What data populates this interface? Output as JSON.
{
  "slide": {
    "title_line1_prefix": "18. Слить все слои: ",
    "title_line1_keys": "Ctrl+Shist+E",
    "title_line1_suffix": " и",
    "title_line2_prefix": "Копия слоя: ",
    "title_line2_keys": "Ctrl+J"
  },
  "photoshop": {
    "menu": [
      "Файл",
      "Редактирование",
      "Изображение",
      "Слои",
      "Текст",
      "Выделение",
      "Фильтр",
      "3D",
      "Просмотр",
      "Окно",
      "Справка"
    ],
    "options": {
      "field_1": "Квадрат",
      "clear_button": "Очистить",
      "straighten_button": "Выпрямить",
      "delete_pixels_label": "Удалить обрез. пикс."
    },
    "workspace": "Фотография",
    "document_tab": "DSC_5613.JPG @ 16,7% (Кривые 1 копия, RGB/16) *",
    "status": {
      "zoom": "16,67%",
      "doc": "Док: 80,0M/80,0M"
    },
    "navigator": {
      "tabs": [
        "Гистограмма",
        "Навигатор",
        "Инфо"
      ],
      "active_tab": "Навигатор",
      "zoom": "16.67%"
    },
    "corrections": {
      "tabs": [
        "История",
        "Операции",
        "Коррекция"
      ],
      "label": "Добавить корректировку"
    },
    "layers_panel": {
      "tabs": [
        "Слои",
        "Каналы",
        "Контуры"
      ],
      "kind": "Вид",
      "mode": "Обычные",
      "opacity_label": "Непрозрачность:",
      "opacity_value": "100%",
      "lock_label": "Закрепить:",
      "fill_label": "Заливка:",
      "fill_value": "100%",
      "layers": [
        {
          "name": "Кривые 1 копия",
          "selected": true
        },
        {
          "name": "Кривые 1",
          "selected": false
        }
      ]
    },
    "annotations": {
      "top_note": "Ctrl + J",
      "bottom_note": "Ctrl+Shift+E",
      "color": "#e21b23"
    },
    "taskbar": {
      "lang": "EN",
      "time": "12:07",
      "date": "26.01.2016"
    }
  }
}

★ ★ ★ ★ ★

## Exercise description
Extract all the material, leaving every line as it is.

## Reply to the exercise
What data populates this interface? Output as JSON.
{
  "slide": {
    "title_line1_prefix": "18. Слить все слои: ",
    "title_line1_keys": "Ctrl+Shist+E",
    "title_line1_suffix": " и",
    "title_line2_prefix": "Копия слоя: ",
    "title_line2_keys": "Ctrl+J"
  },
  "photoshop": {
    "menu": [
      "Файл",
      "Редактирование",
      "Изображение",
      "Слои",
      "Текст",
      "Выделение",
      "Фильтр",
      "3D",
      "Просмотр",
      "Окно",
      "Справка"
    ],
    "options": {
      "field_1": "Квадрат",
      "clear_button": "Очистить",
      "straighten_button": "Выпрямить",
      "delete_pixels_label": "Удалить обрез. пикс."
    },
    "workspace": "Фотография",
    "document_tab": "DSC_5613.JPG @ 16,7% (Кривые 1 копия, RGB/16) *",
    "status": {
      "zoom": "16,67%",
      "doc": "Док: 80,0M/80,0M"
    },
    "navigator": {
      "tabs": [
        "Гистограмма",
        "Навигатор",
        "Инфо"
      ],
      "active_tab": "Навигатор",
      "zoom": "16.67%"
    },
    "corrections": {
      "tabs": [
        "История",
        "Операции",
        "Коррекция"
      ],
      "label": "Добавить корректировку"
    },
    "layers_panel": {
      "tabs": [
        "Слои",
        "Каналы",
        "Контуры"
      ],
      "kind": "Вид",
      "mode": "Обычные",
      "opacity_label": "Непрозрачность:",
      "opacity_value": "100%",
      "lock_label": "Закрепить:",
      "fill_label": "Заливка:",
      "fill_value": "100%",
      "layers": [
        {
          "name": "Кривые 1 копия",
          "selected": true
        },
        {
          "name": "Кривые 1",
          "selected": false
        }
      ]
    },
    "annotations": {
      "top_note": "Ctrl + J",
      "bottom_note": "Ctrl+Shift+E",
      "color": "#e21b23"
    },
    "taskbar": {
      "lang": "EN",
      "time": "12:07",
      "date": "26.01.2016"
    }
  }
}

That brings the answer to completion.